Items from a dataset
#####
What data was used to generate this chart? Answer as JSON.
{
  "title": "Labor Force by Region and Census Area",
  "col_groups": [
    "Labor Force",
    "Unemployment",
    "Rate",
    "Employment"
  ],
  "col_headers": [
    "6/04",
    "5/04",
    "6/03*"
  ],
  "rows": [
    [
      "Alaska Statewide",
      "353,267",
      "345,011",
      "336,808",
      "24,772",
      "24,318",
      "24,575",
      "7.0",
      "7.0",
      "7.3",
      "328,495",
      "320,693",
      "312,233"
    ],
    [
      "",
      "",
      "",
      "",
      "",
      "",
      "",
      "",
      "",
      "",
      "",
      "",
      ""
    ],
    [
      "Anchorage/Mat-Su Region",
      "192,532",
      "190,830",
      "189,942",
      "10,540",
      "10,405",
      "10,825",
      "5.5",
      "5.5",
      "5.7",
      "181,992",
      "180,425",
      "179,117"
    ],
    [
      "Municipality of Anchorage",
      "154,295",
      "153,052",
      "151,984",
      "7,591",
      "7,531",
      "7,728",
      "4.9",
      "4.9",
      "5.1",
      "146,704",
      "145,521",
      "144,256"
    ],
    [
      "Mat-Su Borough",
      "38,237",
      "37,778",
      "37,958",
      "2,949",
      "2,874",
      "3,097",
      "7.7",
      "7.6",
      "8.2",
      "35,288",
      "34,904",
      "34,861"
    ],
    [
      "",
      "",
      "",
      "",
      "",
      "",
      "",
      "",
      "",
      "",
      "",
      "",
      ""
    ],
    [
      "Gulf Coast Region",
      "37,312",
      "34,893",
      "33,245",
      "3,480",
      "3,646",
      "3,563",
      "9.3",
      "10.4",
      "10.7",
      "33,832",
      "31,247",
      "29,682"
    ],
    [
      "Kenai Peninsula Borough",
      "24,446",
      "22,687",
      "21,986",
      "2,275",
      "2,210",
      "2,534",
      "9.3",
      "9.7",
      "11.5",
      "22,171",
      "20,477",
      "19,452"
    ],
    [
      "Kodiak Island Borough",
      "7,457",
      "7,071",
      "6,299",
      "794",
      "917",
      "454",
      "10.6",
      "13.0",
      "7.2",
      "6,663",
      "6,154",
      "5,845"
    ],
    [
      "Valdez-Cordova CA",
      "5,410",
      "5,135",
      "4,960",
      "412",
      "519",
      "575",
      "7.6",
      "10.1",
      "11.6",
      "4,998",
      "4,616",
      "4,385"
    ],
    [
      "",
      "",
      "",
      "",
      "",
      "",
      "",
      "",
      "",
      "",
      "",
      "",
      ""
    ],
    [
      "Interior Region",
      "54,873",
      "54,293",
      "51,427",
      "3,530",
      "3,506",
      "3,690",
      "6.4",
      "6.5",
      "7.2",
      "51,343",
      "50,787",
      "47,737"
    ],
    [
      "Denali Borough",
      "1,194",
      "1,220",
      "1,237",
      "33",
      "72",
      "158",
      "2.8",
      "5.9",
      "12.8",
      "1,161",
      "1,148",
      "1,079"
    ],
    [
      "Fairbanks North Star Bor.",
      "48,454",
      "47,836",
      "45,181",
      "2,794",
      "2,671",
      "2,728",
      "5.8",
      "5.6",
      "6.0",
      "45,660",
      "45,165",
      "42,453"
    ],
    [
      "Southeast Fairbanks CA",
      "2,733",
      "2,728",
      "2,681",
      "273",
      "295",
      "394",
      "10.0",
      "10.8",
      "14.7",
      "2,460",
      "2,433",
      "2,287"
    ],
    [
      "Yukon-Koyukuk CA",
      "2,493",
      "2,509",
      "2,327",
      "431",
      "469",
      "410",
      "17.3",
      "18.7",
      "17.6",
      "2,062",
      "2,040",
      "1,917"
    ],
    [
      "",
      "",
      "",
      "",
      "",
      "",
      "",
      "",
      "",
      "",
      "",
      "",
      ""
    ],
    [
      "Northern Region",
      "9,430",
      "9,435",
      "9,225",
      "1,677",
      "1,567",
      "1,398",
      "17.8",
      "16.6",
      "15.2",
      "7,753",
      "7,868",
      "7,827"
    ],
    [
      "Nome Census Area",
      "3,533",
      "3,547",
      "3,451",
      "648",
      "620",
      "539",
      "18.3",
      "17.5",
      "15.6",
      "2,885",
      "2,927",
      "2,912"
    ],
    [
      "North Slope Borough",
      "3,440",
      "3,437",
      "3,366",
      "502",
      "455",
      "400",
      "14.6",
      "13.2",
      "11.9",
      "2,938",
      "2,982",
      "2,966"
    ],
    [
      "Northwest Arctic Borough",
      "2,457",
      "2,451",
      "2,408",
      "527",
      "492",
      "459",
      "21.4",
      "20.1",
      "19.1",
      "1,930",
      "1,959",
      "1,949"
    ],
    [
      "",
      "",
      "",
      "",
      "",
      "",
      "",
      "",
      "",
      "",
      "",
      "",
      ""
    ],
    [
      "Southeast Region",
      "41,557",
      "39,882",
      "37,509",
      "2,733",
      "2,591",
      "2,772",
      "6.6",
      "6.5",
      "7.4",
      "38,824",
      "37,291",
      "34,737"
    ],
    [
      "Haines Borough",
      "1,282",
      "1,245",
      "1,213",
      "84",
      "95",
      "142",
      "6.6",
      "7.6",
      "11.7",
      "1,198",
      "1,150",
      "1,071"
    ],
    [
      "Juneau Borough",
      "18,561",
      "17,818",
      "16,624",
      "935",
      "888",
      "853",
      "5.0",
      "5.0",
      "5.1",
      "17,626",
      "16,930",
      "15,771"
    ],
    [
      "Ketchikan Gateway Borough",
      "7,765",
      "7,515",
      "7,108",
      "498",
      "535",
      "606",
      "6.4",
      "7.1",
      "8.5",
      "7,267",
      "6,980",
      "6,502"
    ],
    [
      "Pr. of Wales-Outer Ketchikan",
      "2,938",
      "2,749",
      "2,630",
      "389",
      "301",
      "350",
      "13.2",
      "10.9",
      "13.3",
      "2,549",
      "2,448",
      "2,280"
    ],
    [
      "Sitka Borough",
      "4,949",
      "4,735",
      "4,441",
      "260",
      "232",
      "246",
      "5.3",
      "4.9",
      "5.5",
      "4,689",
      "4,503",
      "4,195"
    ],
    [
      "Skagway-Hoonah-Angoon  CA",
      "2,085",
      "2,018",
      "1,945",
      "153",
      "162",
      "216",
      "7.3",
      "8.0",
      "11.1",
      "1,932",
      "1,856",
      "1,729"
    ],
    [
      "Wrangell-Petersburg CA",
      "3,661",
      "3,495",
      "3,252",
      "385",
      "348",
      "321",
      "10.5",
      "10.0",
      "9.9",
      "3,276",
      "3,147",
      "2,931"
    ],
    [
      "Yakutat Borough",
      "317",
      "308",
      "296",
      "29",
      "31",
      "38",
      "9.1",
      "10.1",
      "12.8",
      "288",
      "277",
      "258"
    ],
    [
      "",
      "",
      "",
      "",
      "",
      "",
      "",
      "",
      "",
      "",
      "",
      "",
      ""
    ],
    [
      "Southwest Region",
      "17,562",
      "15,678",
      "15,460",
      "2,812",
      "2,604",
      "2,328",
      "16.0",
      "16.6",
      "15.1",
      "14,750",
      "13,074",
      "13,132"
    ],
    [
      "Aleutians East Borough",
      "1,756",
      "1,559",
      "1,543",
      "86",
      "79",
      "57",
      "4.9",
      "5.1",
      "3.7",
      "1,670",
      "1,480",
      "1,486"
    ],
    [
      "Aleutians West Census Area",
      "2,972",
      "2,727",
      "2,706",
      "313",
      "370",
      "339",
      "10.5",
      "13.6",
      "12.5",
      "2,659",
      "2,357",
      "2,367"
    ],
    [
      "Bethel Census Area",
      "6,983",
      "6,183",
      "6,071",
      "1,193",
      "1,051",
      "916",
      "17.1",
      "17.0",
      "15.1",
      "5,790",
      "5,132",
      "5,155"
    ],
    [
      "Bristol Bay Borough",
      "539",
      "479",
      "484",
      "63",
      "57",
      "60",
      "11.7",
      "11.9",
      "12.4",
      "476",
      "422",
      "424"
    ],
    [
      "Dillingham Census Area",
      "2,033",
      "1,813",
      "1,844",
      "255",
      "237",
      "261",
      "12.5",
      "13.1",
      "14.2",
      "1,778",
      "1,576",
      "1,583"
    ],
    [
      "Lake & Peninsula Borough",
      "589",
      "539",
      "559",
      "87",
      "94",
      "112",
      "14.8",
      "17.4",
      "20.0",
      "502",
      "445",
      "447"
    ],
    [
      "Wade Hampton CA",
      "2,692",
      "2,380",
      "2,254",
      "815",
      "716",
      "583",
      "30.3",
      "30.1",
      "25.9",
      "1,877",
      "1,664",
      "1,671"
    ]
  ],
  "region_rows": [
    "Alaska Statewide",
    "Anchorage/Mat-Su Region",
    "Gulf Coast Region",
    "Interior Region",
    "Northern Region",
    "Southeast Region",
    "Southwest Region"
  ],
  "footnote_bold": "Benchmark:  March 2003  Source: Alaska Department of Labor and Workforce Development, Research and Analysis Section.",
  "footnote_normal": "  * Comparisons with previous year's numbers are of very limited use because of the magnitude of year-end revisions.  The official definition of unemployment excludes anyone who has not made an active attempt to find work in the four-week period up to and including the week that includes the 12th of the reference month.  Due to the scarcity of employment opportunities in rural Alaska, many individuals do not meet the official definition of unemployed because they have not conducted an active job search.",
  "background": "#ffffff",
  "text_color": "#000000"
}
#####
Objective: How many lines of the listing above include the word "Aleutians"? Reply with the number alone.

Solution to the problem: 2